- _BRIEF_: Read through the records below and copy each line that uses the word "город".

- _EXTRACTED RECORDS_:

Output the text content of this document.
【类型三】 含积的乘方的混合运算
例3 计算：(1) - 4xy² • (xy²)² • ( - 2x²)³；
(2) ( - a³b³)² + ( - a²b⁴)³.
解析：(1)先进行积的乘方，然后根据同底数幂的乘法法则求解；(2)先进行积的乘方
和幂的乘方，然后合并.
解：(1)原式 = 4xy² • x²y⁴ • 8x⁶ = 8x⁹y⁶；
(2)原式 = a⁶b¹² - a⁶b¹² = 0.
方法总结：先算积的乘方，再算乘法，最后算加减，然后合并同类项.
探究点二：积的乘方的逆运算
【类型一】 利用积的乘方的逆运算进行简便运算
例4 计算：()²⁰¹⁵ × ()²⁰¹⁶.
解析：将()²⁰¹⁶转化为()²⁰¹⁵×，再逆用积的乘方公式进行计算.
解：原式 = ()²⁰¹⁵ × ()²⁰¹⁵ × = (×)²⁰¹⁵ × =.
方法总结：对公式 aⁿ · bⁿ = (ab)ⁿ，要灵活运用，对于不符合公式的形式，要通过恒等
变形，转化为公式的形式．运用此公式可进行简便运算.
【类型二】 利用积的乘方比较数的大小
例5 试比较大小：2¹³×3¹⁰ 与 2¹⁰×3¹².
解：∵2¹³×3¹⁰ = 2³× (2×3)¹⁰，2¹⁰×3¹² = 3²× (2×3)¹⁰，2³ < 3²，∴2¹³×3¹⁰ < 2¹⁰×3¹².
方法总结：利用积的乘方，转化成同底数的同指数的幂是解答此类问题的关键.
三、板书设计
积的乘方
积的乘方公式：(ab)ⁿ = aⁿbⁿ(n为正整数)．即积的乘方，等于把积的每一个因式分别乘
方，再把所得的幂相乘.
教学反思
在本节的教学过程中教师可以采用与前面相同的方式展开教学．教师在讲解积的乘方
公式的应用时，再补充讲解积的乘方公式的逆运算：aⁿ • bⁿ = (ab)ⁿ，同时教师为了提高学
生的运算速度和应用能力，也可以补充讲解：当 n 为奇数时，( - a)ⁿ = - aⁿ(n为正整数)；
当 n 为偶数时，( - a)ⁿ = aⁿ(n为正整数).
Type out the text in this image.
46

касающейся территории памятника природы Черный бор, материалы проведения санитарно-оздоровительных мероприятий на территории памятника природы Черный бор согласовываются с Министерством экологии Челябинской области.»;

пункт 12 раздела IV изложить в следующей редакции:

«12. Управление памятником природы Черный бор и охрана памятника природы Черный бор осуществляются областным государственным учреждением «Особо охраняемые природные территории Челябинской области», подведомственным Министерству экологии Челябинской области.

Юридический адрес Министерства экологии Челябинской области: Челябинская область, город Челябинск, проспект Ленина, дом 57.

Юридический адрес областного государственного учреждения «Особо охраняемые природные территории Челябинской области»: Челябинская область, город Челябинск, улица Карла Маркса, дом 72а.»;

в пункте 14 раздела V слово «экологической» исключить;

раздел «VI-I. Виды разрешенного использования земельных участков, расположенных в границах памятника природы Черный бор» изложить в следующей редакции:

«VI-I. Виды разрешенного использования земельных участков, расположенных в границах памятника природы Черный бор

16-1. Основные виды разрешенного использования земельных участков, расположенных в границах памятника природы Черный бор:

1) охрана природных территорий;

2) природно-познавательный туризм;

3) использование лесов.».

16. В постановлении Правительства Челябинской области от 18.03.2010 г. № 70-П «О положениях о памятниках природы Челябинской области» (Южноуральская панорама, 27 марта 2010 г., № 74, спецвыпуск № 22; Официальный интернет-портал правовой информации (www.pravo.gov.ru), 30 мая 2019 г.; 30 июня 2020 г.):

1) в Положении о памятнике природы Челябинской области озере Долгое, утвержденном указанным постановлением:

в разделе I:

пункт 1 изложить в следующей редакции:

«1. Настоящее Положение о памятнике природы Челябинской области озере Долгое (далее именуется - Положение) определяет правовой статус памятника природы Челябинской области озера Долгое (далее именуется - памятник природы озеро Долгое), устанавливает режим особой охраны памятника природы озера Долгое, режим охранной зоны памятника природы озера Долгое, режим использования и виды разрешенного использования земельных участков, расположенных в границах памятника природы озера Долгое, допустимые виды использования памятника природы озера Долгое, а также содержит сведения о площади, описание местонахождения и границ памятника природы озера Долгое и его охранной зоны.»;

- _ANSWER TO THE TASK_:
Юридический адрес Министерства экологии Челябинской области: Челябинская область, город Челябинск, проспект Ленина, дом 57.
Юридический адрес областного государственного учреждения «Особо охраняемые природные территории Челябинской области»: Челябинская область, город Челябинск, улица Карла Маркса, дом 72а.»;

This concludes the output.